- _WRITTEN TASK_
Exactly as given, repeat all of the entries.

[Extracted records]
·····
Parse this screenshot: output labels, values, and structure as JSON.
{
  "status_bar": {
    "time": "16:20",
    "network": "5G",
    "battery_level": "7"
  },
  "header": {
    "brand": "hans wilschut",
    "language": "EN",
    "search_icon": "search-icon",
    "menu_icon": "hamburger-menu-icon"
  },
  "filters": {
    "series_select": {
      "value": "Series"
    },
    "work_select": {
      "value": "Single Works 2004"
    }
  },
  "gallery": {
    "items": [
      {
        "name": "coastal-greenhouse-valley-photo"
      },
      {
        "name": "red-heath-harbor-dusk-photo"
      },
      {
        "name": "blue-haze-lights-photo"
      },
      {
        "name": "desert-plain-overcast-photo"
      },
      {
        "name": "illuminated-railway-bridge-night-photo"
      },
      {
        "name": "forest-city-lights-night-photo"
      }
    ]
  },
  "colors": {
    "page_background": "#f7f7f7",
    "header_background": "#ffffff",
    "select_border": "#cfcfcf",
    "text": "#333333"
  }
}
·····
- _FINAL ANSWER_
Parse this screenshot: output labels, values, and structure as JSON.
{
  "status_bar": {
    "time": "16:20",
    "network": "5G",
    "battery_level": "7"
  },
  "header": {
    "brand": "hans wilschut",
    "language": "EN",
    "search_icon": "search-icon",
    "menu_icon": "hamburger-menu-icon"
  },
  "filters": {
    "series_select": {
      "value": "Series"
    },
    "work_select": {
      "value": "Single Works 2004"
    }
  },
  "gallery": {
    "items": [
      {
        "name": "coastal-greenhouse-valley-photo"
      },
      {
        "name": "red-heath-harbor-dusk-photo"
      },
      {
        "name": "blue-haze-lights-photo"
      },
      {
        "name": "desert-plain-overcast-photo"
      },
      {
        "name": "illuminated-railway-bridge-night-photo"
      },
      {
        "name": "forest-city-lights-night-photo"
      }
    ]
  },
  "colors": {
    "page_background": "#f7f7f7",
    "header_background": "#ffffff",
    "select_border": "#cfcfcf",
    "text": "#333333"
  }
}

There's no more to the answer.